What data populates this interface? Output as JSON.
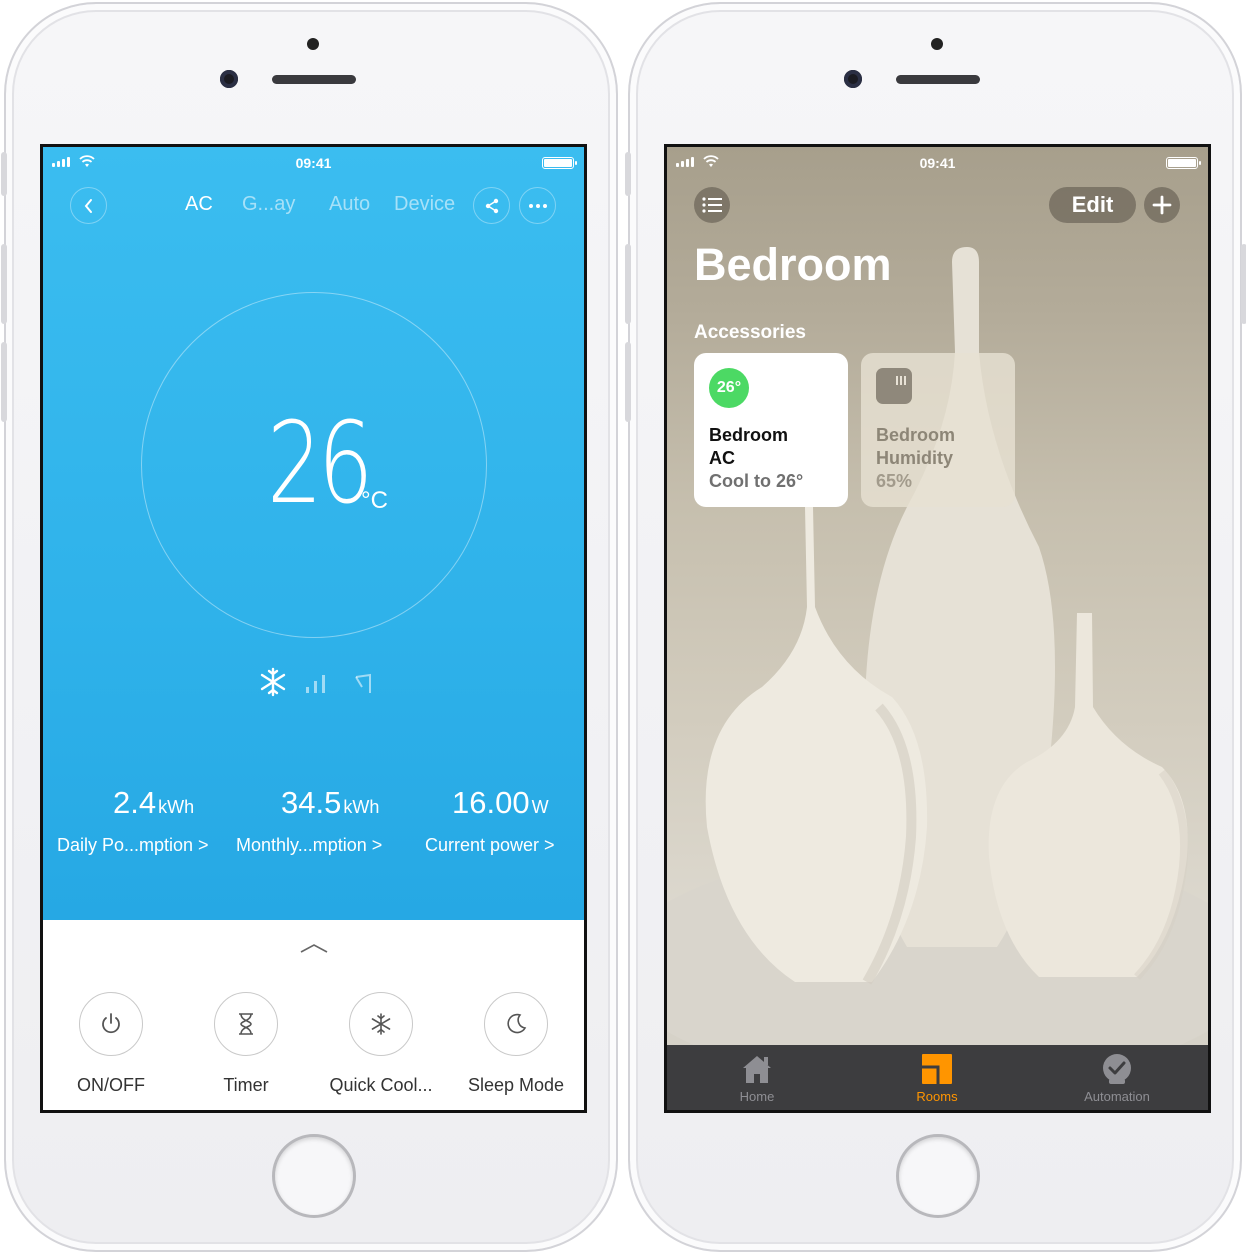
{
  "status_bar": {
    "time": "09:41"
  },
  "ac_app": {
    "nav": {
      "tabs": [
        "AC",
        "G...ay",
        "Auto",
        "Device"
      ]
    },
    "temperature": {
      "value": "26",
      "unit": "°C"
    },
    "stats": [
      {
        "value": "2.4",
        "unit": "kWh",
        "label": "Daily Po...mption >"
      },
      {
        "value": "34.5",
        "unit": "kWh",
        "label": "Monthly...mption >"
      },
      {
        "value": "16.00",
        "unit": "W",
        "label": "Current power >"
      }
    ],
    "controls": [
      {
        "label": "ON/OFF",
        "icon": "power-icon"
      },
      {
        "label": "Timer",
        "icon": "hourglass-icon"
      },
      {
        "label": "Quick Cool...",
        "icon": "snowflake-icon"
      },
      {
        "label": "Sleep Mode",
        "icon": "moon-icon"
      }
    ]
  },
  "home_app": {
    "header": {
      "edit_label": "Edit"
    },
    "room_title": "Bedroom",
    "section_title": "Accessories",
    "accessories": [
      {
        "badge": "26°",
        "name_line1": "Bedroom",
        "name_line2": "AC",
        "status": "Cool to 26°"
      },
      {
        "name_line1": "Bedroom",
        "name_line2": "Humidity",
        "status": "65%"
      }
    ],
    "tabs": [
      {
        "label": "Home"
      },
      {
        "label": "Rooms"
      },
      {
        "label": "Automation"
      }
    ],
    "colors": {
      "accent": "#ff9500",
      "active_badge": "#4cd964"
    }
  }
}
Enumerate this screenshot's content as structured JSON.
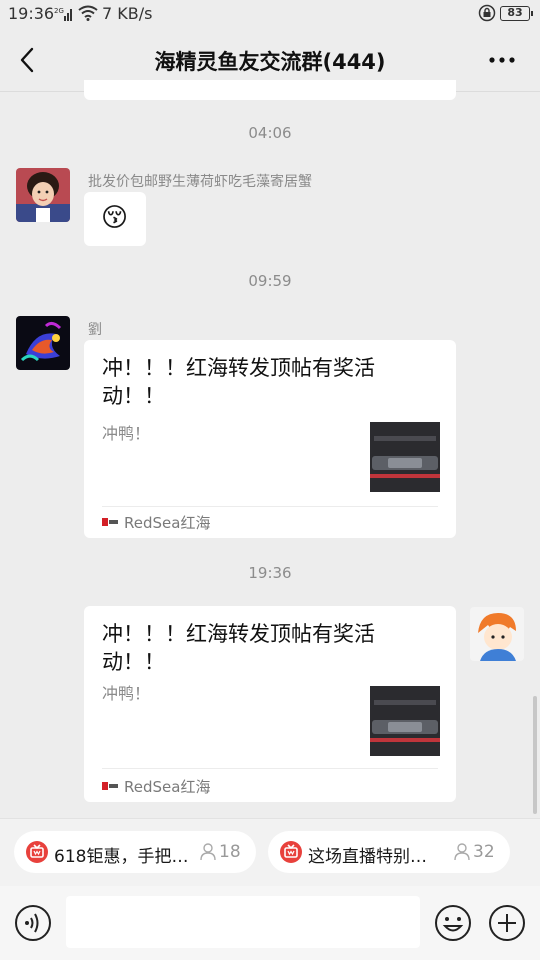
{
  "status_bar": {
    "time": "19:36",
    "network": "7 KB/s",
    "battery": "83"
  },
  "header": {
    "title": "海精灵鱼友交流群(444)"
  },
  "messages": {
    "ts1": "04:06",
    "msg1": {
      "sender": "批发价包邮野生薄荷虾吃毛藻寄居蟹",
      "emoji": "😚"
    },
    "ts2": "09:59",
    "msg2": {
      "sender": "劉",
      "card": {
        "title": "冲！！！红海转发顶帖有奖活动！！",
        "desc": "冲鸭！",
        "source": "RedSea红海"
      }
    },
    "ts3": "19:36",
    "msg3": {
      "card": {
        "title": "冲！！！红海转发顶帖有奖活动！！",
        "desc": "冲鸭！",
        "source": "RedSea红海"
      }
    }
  },
  "quick_bar": {
    "chips": [
      {
        "label": "618钜惠，手把…",
        "count": "18"
      },
      {
        "label": "这场直播特别…",
        "count": "32"
      }
    ]
  },
  "input": {
    "placeholder": ""
  },
  "colors": {
    "background": "#ededed",
    "bubble": "#ffffff",
    "chip_icon": "#e8413c"
  }
}
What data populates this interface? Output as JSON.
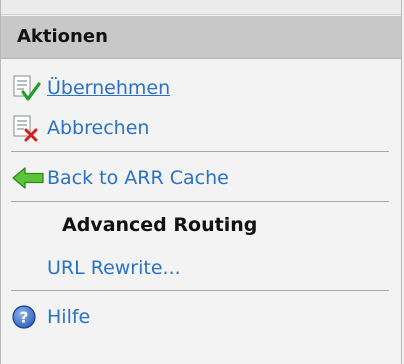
{
  "panel": {
    "title": "Aktionen"
  },
  "actions": {
    "apply_label": "Übernehmen",
    "cancel_label": "Abbrechen",
    "back_label": "Back to ARR Cache",
    "section_heading": "Advanced Routing",
    "url_rewrite_label": "URL Rewrite...",
    "help_label": "Hilfe"
  },
  "icons": {
    "apply": "document-check-icon",
    "cancel": "document-cross-icon",
    "back": "green-back-arrow-icon",
    "help": "help-question-icon"
  },
  "colors": {
    "link": "#2a72c4",
    "header_bg": "#c8c8c8",
    "pane_bg": "#f3f3f3"
  }
}
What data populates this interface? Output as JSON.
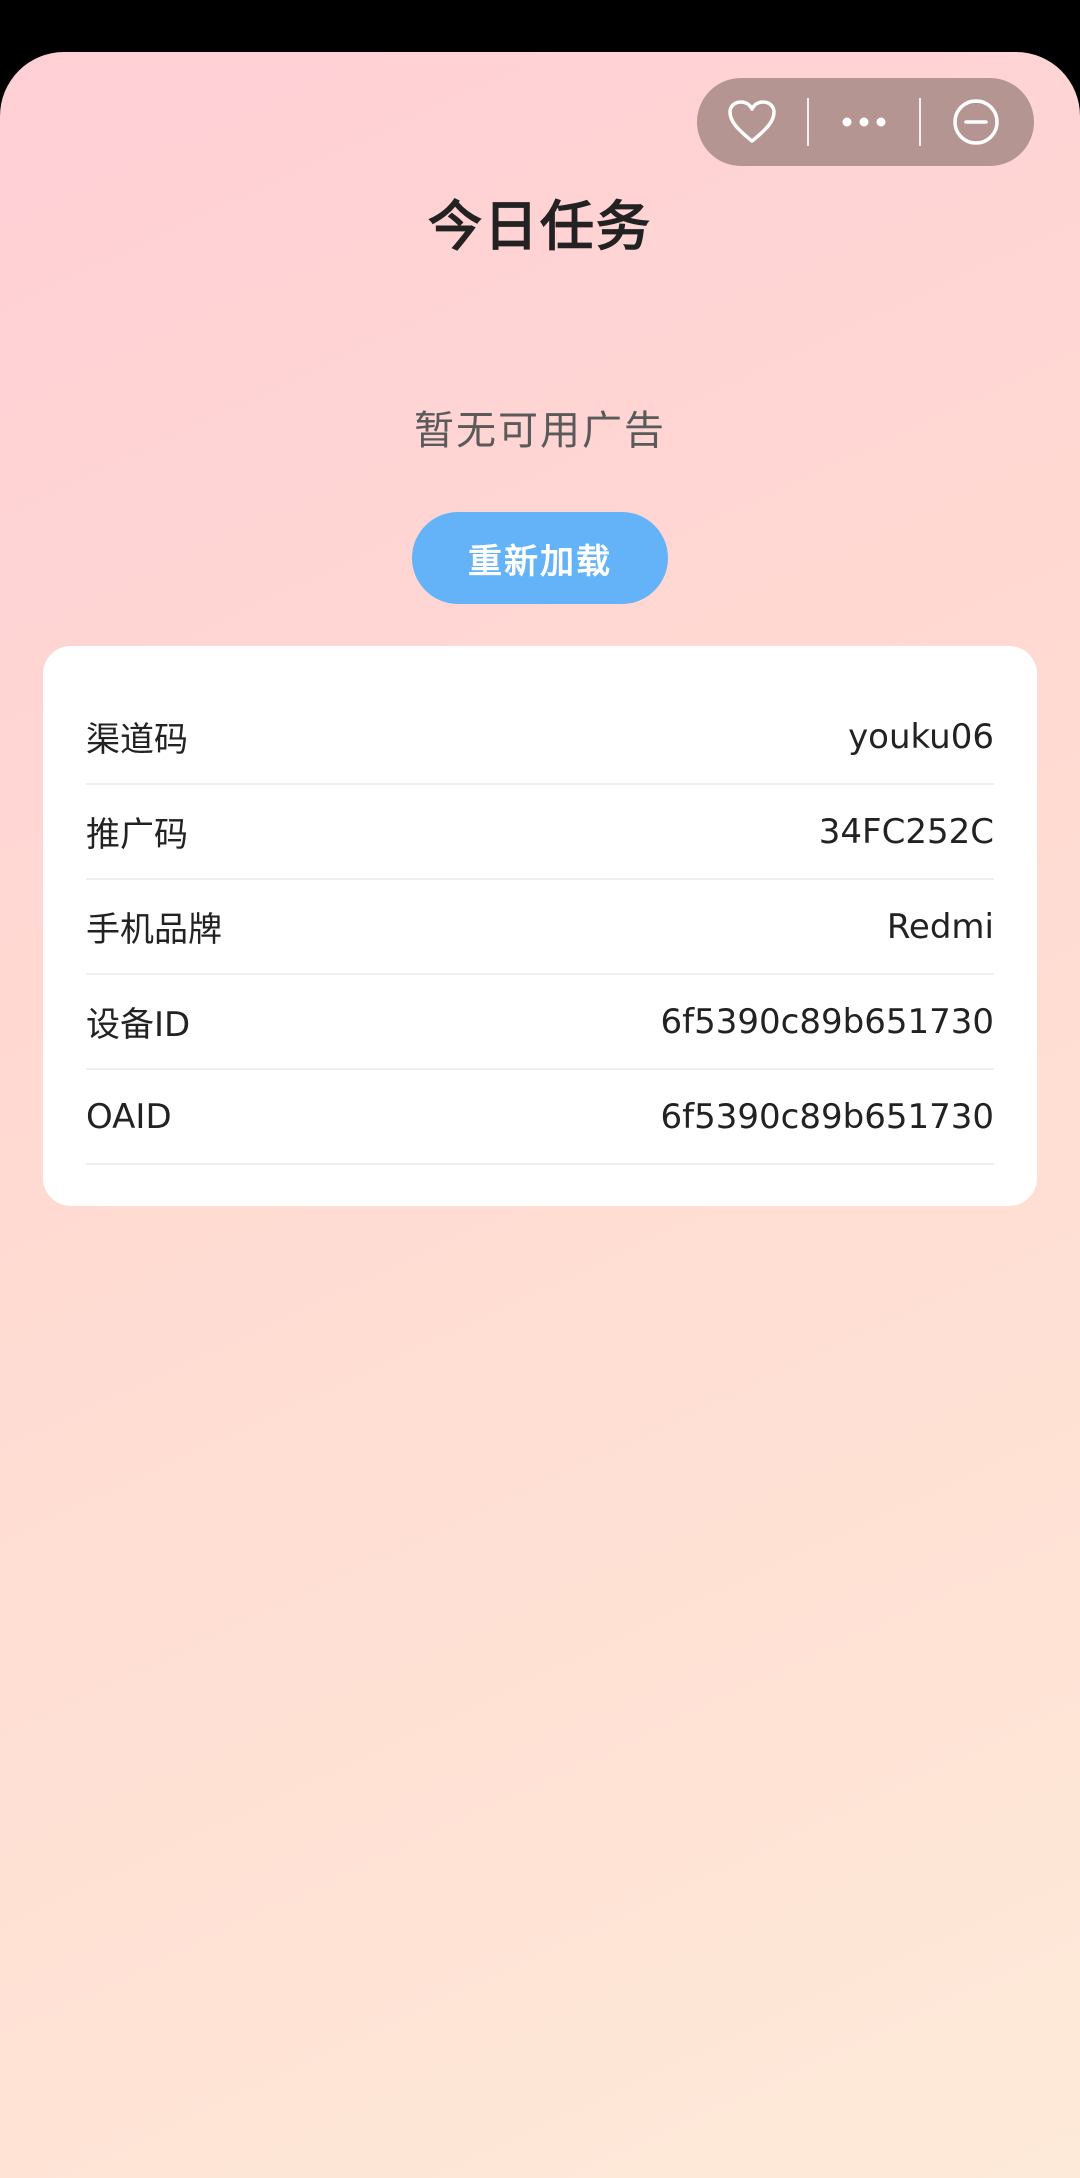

----------

Copy out the records above in full, exactly as written, but not the pictures.

**THE RESPONSE**
What data populates this interface? Output as JSON.
{
  "status_bar": {
    "time": "09:41"
  },
  "ac_app": {
    "nav": {
      "tabs": [
        "AC",
        "G...ay",
        "Auto",
        "Device"
      ]
    },
    "temperature": {
      "value": "26",
      "unit": "°C"
    },
    "stats": [
      {
        "value": "2.4",
        "unit": "kWh",
        "label": "Daily Po...mption >"
      },
      {
        "value": "34.5",
        "unit": "kWh",
        "label": "Monthly...mption >"
      },
      {
        "value": "16.00",
        "unit": "W",
        "label": "Current power >"
      }
    ],
    "controls": [
      {
        "label": "ON/OFF",
        "icon": "power-icon"
      },
      {
        "label": "Timer",
        "icon": "hourglass-icon"
      },
      {
        "label": "Quick Cool...",
        "icon": "snowflake-icon"
      },
      {
        "label": "Sleep Mode",
        "icon": "moon-icon"
      }
    ]
  },
  "home_app": {
    "header": {
      "edit_label": "Edit"
    },
    "room_title": "Bedroom",
    "section_title": "Accessories",
    "accessories": [
      {
        "badge": "26°",
        "name_line1": "Bedroom",
        "name_line2": "AC",
        "status": "Cool to 26°"
      },
      {
        "name_line1": "Bedroom",
        "name_line2": "Humidity",
        "status": "65%"
      }
    ],
    "tabs": [
      {
        "label": "Home"
      },
      {
        "label": "Rooms"
      },
      {
        "label": "Automation"
      }
    ],
    "colors": {
      "accent": "#ff9500",
      "active_badge": "#4cd964"
    }
  }
}
Enumerate this screenshot's content as structured JSON.
{
  "status_bar": {
    "time": "19:36",
    "network": "7 KB/s",
    "battery": "83"
  },
  "header": {
    "title": "海精灵鱼友交流群(444)"
  },
  "messages": {
    "ts1": "04:06",
    "msg1": {
      "sender": "批发价包邮野生薄荷虾吃毛藻寄居蟹",
      "emoji": "😚"
    },
    "ts2": "09:59",
    "msg2": {
      "sender": "劉",
      "card": {
        "title": "冲！！！红海转发顶帖有奖活动！！",
        "desc": "冲鸭！",
        "source": "RedSea红海"
      }
    },
    "ts3": "19:36",
    "msg3": {
      "card": {
        "title": "冲！！！红海转发顶帖有奖活动！！",
        "desc": "冲鸭！",
        "source": "RedSea红海"
      }
    }
  },
  "quick_bar": {
    "chips": [
      {
        "label": "618钜惠，手把…",
        "count": "18"
      },
      {
        "label": "这场直播特别…",
        "count": "32"
      }
    ]
  },
  "input": {
    "placeholder": ""
  },
  "colors": {
    "background": "#ededed",
    "bubble": "#ffffff",
    "chip_icon": "#e8413c"
  }
}
What data populates this interface? Output as JSON.
{
  "panel": {
    "title": "Aktionen"
  },
  "actions": {
    "apply_label": "Übernehmen",
    "cancel_label": "Abbrechen",
    "back_label": "Back to ARR Cache",
    "section_heading": "Advanced Routing",
    "url_rewrite_label": "URL Rewrite...",
    "help_label": "Hilfe"
  },
  "icons": {
    "apply": "document-check-icon",
    "cancel": "document-cross-icon",
    "back": "green-back-arrow-icon",
    "help": "help-question-icon"
  },
  "colors": {
    "link": "#2a72c4",
    "header_bg": "#c8c8c8",
    "pane_bg": "#f3f3f3"
  }
}
What data populates this interface? Output as JSON.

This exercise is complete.